Entries from a dataset:
··········
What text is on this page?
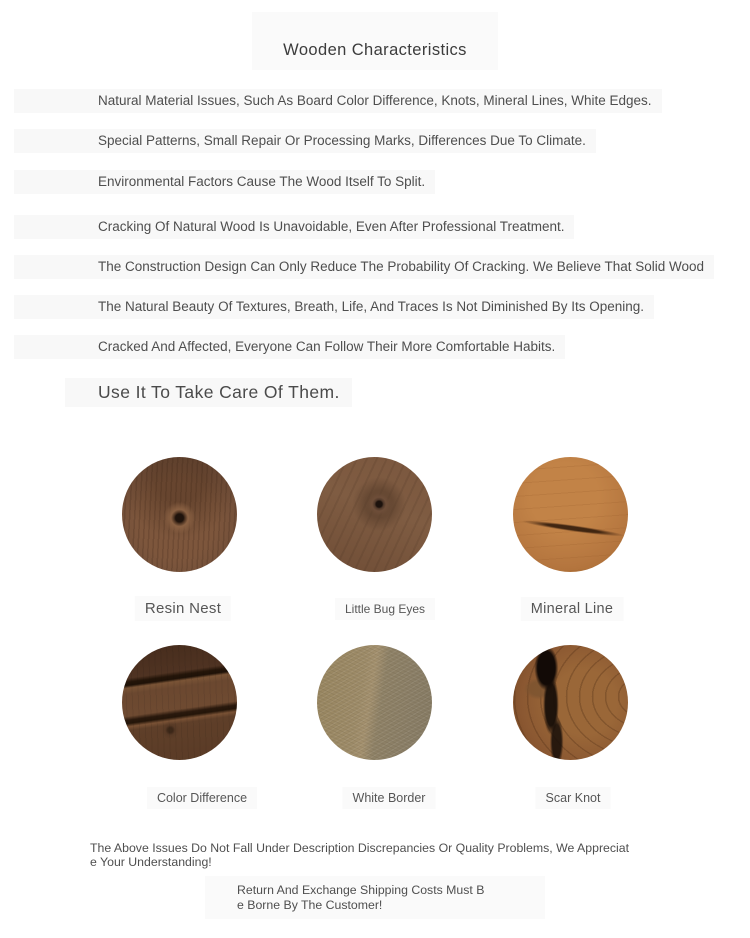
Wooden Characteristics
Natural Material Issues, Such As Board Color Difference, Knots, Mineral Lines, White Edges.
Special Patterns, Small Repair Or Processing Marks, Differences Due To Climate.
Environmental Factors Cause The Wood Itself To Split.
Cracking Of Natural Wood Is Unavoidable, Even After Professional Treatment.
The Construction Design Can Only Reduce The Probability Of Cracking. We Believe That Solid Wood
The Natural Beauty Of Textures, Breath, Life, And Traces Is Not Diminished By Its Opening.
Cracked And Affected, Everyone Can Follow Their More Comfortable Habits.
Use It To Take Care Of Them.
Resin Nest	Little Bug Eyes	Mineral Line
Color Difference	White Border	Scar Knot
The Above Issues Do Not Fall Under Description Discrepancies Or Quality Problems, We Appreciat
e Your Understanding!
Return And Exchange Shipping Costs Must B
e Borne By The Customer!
··········
→ **DIRECTIONS FOR THIS TASK**
Without the images, write out each line of the data verbatim.

→ **FULL ANSWER**
What text is on this page?
Wooden Characteristics
Natural Material Issues, Such As Board Color Difference, Knots, Mineral Lines, White Edges.
Special Patterns, Small Repair Or Processing Marks, Differences Due To Climate.
Environmental Factors Cause The Wood Itself To Split.
Cracking Of Natural Wood Is Unavoidable, Even After Professional Treatment.
The Construction Design Can Only Reduce The Probability Of Cracking. We Believe That Solid Wood
The Natural Beauty Of Textures, Breath, Life, And Traces Is Not Diminished By Its Opening.
Cracked And Affected, Everyone Can Follow Their More Comfortable Habits.
Use It To Take Care Of Them.
Resin Nest	Little Bug Eyes	Mineral Line
Color Difference	White Border	Scar Knot
The Above Issues Do Not Fall Under Description Discrepancies Or Quality Problems, We Appreciat
e Your Understanding!
Return And Exchange Shipping Costs Must B
e Borne By The Customer!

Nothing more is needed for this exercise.